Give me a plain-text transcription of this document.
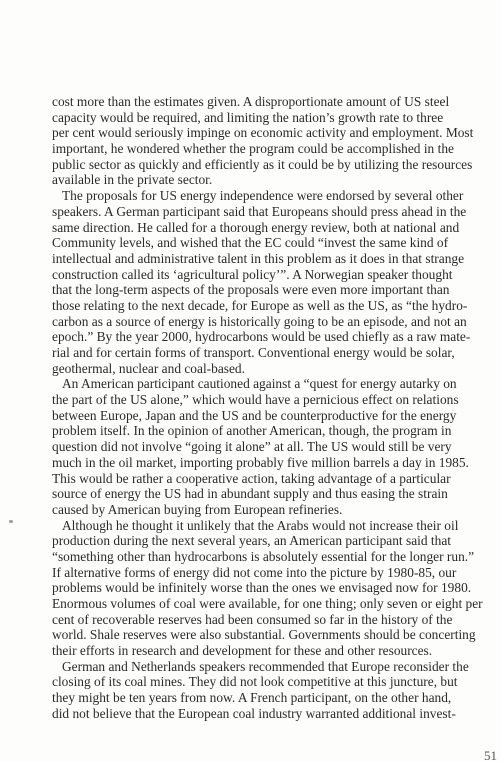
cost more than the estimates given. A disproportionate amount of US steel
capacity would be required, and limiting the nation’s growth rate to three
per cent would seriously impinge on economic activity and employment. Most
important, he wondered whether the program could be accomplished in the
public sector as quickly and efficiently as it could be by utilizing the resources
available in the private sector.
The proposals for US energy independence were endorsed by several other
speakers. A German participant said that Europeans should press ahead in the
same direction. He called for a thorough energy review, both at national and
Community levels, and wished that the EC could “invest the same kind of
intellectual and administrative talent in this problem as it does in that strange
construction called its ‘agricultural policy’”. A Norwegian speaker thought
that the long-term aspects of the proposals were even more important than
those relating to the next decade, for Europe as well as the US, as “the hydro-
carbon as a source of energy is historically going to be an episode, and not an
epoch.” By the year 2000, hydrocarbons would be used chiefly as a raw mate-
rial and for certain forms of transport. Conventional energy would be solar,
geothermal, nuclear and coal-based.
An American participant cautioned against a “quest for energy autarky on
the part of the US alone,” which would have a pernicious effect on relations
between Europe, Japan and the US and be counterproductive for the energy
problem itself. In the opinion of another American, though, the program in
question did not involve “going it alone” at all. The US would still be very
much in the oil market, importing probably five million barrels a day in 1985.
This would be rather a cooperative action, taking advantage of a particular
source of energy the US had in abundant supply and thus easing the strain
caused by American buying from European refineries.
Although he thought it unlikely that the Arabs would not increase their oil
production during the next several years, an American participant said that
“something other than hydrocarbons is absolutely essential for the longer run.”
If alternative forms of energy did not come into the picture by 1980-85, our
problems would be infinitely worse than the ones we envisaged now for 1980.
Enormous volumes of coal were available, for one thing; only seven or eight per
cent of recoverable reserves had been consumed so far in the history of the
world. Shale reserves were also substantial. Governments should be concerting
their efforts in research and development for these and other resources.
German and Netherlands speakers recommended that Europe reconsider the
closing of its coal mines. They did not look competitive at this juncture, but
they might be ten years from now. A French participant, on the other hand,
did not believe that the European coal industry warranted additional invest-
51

◇ ◇ ◇ ◇

→ Your goal
Report how many lines in the listing above include the word "reserves". Give nothing but the number.

→ Response to this task
2